Filter out everything except lines holding "授权代表为".

- _Records from a dataset_:
>> begin

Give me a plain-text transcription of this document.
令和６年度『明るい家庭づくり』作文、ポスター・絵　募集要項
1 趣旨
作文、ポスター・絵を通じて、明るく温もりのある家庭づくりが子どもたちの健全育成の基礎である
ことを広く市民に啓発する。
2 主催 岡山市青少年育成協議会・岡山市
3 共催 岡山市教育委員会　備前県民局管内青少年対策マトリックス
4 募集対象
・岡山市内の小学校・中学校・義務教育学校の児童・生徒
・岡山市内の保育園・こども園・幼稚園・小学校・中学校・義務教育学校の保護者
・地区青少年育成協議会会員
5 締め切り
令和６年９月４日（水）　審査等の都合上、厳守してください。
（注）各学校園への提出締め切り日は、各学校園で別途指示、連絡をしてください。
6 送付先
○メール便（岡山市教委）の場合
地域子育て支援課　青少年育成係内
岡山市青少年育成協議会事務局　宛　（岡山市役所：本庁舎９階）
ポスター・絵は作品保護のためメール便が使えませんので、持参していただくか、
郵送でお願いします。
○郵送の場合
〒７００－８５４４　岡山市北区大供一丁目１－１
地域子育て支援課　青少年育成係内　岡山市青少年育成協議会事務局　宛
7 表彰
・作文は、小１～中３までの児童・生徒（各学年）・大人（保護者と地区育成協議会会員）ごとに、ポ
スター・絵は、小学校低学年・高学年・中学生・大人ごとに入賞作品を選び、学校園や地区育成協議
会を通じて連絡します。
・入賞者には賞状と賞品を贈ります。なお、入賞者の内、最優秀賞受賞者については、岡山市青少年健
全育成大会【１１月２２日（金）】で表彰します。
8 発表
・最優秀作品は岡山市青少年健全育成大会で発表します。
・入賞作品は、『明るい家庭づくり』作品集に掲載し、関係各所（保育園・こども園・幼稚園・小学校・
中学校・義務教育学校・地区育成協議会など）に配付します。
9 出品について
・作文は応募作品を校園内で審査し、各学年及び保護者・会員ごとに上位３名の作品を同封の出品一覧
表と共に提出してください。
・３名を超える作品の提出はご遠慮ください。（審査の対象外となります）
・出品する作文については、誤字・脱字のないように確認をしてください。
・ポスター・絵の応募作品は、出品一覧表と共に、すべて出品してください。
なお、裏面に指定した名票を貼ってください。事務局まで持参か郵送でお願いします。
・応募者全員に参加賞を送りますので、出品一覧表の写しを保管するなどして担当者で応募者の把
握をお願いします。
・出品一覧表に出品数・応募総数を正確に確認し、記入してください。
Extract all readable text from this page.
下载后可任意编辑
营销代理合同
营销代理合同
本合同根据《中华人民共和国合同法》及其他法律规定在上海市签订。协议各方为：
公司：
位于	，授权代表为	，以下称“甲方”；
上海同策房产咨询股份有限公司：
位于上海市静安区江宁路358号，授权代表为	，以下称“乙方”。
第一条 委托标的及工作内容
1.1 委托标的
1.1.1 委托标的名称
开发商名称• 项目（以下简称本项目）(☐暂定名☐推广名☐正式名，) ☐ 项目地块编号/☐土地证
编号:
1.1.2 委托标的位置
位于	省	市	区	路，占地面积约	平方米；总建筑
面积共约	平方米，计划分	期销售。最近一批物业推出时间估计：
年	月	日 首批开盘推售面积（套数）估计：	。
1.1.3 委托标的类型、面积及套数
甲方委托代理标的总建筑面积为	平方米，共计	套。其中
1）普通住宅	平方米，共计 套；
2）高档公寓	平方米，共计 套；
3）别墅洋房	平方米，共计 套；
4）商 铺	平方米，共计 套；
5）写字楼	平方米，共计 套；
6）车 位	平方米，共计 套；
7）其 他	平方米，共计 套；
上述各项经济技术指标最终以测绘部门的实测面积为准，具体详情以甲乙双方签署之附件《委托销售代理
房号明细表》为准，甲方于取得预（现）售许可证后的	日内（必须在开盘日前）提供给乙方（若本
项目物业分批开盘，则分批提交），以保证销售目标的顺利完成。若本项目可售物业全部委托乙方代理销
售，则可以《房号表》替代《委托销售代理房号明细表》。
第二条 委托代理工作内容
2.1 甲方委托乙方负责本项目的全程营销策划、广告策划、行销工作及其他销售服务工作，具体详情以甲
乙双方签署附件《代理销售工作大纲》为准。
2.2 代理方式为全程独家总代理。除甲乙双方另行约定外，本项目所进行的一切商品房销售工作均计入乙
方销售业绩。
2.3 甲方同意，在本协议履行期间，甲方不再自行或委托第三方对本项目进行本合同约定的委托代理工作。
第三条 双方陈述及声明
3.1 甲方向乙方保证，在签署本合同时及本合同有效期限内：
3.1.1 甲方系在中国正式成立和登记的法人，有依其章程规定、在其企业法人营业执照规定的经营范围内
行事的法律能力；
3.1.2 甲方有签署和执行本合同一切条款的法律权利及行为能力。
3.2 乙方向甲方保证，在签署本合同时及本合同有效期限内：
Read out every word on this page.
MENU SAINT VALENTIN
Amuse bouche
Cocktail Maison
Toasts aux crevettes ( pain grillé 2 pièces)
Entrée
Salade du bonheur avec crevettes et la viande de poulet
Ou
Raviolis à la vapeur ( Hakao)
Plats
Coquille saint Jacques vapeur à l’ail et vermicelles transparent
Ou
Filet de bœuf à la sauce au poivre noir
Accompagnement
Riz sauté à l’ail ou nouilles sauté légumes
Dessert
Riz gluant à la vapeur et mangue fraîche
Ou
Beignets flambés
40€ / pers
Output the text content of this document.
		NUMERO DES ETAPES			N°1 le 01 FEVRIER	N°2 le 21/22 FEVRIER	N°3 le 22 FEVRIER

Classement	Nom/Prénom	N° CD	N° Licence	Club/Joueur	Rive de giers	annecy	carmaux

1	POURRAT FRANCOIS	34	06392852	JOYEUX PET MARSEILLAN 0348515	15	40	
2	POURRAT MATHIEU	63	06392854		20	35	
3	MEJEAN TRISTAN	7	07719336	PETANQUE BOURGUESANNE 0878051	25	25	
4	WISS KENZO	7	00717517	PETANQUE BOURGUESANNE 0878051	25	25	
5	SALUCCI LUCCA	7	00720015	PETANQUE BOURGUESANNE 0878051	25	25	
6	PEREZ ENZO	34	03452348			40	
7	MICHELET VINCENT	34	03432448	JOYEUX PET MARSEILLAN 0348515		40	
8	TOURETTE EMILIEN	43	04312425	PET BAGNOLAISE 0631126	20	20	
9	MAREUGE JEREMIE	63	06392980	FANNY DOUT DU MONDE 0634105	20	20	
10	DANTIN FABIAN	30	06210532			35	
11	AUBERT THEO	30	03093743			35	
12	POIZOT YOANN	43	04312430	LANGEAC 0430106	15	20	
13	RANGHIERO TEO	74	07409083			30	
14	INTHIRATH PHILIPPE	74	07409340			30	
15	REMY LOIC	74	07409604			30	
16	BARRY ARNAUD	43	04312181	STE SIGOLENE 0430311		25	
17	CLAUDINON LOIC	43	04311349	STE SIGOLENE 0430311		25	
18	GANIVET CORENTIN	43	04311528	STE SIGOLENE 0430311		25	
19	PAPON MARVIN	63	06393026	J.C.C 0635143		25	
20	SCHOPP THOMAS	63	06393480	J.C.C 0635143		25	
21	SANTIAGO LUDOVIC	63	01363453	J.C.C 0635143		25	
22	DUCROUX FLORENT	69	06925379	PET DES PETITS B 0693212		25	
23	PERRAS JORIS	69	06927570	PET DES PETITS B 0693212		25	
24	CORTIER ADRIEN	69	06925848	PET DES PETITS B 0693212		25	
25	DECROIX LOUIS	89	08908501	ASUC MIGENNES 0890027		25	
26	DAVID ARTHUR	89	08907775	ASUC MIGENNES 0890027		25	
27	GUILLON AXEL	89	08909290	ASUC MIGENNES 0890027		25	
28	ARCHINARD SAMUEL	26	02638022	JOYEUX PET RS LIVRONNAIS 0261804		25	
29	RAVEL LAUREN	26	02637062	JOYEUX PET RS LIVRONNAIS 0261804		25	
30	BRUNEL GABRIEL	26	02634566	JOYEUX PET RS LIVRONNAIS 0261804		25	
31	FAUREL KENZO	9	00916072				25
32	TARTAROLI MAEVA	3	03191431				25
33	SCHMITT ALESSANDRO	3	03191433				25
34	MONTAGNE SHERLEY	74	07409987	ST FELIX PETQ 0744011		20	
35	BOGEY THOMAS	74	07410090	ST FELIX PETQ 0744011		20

>> end

- _Task output_:
位于	，授权代表为	，以下称“甲方”；
位于上海市静安区江宁路358号，授权代表为	，以下称“乙方”。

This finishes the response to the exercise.